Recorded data

* Start *

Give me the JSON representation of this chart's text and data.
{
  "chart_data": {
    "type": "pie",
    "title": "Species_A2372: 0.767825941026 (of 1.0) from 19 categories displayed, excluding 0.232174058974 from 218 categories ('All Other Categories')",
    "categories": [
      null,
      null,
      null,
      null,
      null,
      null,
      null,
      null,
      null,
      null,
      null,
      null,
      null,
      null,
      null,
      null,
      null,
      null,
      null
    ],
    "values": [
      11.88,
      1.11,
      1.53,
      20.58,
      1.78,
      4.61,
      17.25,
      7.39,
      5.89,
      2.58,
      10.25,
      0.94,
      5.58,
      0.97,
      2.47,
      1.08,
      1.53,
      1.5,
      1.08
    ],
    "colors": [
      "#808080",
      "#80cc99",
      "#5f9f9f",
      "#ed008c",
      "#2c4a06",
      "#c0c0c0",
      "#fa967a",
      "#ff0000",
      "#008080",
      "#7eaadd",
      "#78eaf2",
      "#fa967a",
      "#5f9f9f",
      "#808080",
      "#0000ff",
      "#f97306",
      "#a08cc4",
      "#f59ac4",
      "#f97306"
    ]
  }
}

* End *

== AIM OF THE TASK ==
Write out the data exactly as it stands.

== ANSWER BELOW ==
Give me the JSON representation of this chart's text and data.
{
  "chart_data": {
    "type": "pie",
    "title": "Species_A2372: 0.767825941026 (of 1.0) from 19 categories displayed, excluding 0.232174058974 from 218 categories ('All Other Categories')",
    "categories": [
      null,
      null,
      null,
      null,
      null,
      null,
      null,
      null,
      null,
      null,
      null,
      null,
      null,
      null,
      null,
      null,
      null,
      null,
      null
    ],
    "values": [
      11.88,
      1.11,
      1.53,
      20.58,
      1.78,
      4.61,
      17.25,
      7.39,
      5.89,
      2.58,
      10.25,
      0.94,
      5.58,
      0.97,
      2.47,
      1.08,
      1.53,
      1.5,
      1.08
    ],
    "colors": [
      "#808080",
      "#80cc99",
      "#5f9f9f",
      "#ed008c",
      "#2c4a06",
      "#c0c0c0",
      "#fa967a",
      "#ff0000",
      "#008080",
      "#7eaadd",
      "#78eaf2",
      "#fa967a",
      "#5f9f9f",
      "#808080",
      "#0000ff",
      "#f97306",
      "#a08cc4",
      "#f59ac4",
      "#f97306"
    ]
  }
}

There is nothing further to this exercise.